▶ **Task goal**
Find and copy each line of the records where the string "fiume" shows up.

▶ **Record extracts**
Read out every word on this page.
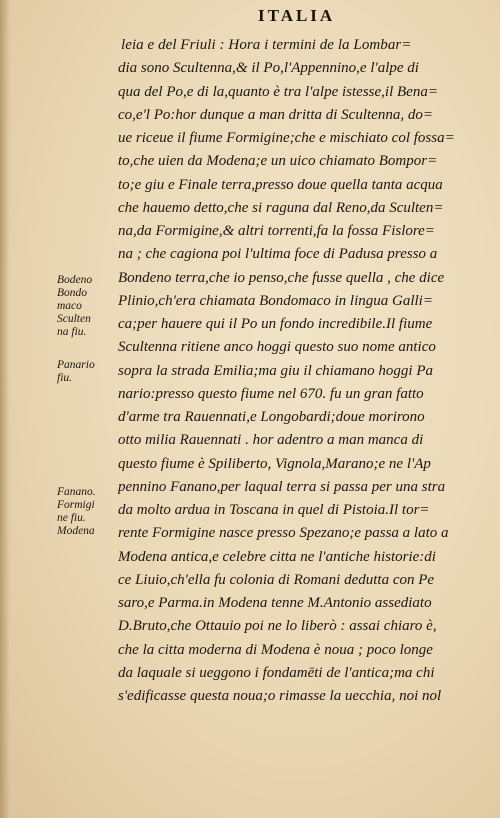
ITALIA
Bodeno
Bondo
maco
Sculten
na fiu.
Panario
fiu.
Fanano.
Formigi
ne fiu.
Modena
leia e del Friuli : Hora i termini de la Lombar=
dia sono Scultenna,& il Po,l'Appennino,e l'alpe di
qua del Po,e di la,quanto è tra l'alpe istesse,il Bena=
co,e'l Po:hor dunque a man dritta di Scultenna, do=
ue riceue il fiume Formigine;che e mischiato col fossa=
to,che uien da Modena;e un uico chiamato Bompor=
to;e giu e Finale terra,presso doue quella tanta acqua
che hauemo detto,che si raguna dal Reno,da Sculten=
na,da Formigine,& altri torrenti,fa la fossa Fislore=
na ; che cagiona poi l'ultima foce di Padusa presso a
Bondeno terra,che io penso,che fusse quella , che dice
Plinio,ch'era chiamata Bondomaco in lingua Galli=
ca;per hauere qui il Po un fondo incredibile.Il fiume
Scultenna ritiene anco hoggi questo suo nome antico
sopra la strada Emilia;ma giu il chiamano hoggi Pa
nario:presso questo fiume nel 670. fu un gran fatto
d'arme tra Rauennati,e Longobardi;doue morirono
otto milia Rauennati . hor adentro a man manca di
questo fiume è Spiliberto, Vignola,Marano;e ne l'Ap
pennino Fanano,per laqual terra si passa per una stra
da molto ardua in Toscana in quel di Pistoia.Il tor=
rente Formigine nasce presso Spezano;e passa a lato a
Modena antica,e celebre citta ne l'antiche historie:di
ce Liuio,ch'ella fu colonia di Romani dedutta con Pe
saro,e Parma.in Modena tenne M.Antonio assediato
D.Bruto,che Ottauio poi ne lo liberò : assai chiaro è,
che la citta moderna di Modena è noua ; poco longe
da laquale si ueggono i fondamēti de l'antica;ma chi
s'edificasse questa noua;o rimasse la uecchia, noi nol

▶ **Worked answer**
ue riceue il fiume Formigine;che e mischiato col fossa=
ca;per hauere qui il Po un fondo incredibile.Il fiume
nario:presso questo fiume nel 670. fu un gran fatto
questo fiume è Spiliberto, Vignola,Marano;e ne l'Ap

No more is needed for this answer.